— Start of MATERIAL —
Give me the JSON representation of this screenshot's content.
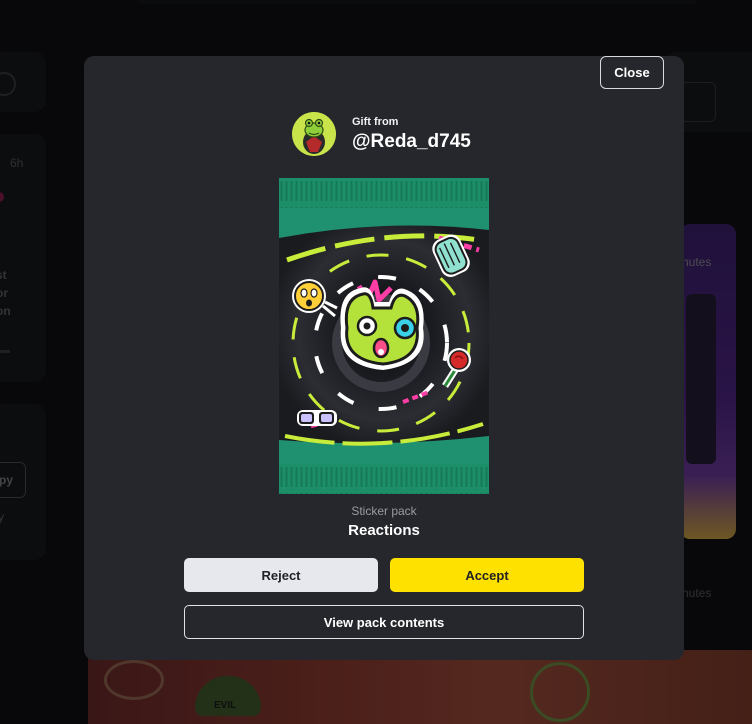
{
  "background": {
    "left_badge_time": "6h",
    "left_text_lines": [
      "st",
      "or",
      "on"
    ],
    "left_button_label": "py",
    "left_sub_text": "y",
    "right_text_top": "nutes",
    "right_text_bottom": "nutes",
    "banner_sign_text": "EVIL"
  },
  "modal": {
    "close_label": "Close",
    "gift_from_label": "Gift from",
    "username": "@Reda_d745",
    "pack_type": "Sticker pack",
    "pack_name": "Reactions",
    "reject_label": "Reject",
    "accept_label": "Accept",
    "view_contents_label": "View pack contents"
  },
  "colors": {
    "modal_bg": "#26272c",
    "accept": "#ffe100",
    "reject": "#e7e7ee",
    "pack_green": "#1f8f6a",
    "sticker_lime": "#b5e23a",
    "sticker_pink": "#ff3da6"
  },
  "icons": {
    "avatar": "frog-avatar-icon",
    "sticker_main": "frog-face-sticker-icon",
    "sticker_hands": "clapping-hands-sticker-icon",
    "sticker_smiley": "worried-smiley-sticker-icon",
    "sticker_rose": "rose-sticker-icon",
    "sticker_glasses": "glasses-sticker-icon"
  }
}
— End of MATERIAL —
EXERCISE TASK —
Working from the material above, transcribe it exactly while omitting pictures.

ANSWER FOR THIS EXERCISE —
Give me the JSON representation of this screenshot's content.
{
  "background": {
    "left_badge_time": "6h",
    "left_text_lines": [
      "st",
      "or",
      "on"
    ],
    "left_button_label": "py",
    "left_sub_text": "y",
    "right_text_top": "nutes",
    "right_text_bottom": "nutes",
    "banner_sign_text": "EVIL"
  },
  "modal": {
    "close_label": "Close",
    "gift_from_label": "Gift from",
    "username": "@Reda_d745",
    "pack_type": "Sticker pack",
    "pack_name": "Reactions",
    "reject_label": "Reject",
    "accept_label": "Accept",
    "view_contents_label": "View pack contents"
  },
  "colors": {
    "modal_bg": "#26272c",
    "accept": "#ffe100",
    "reject": "#e7e7ee",
    "pack_green": "#1f8f6a",
    "sticker_lime": "#b5e23a",
    "sticker_pink": "#ff3da6"
  },
  "icons": {
    "avatar": "frog-avatar-icon",
    "sticker_main": "frog-face-sticker-icon",
    "sticker_hands": "clapping-hands-sticker-icon",
    "sticker_smiley": "worried-smiley-sticker-icon",
    "sticker_rose": "rose-sticker-icon",
    "sticker_glasses": "glasses-sticker-icon"
  }
}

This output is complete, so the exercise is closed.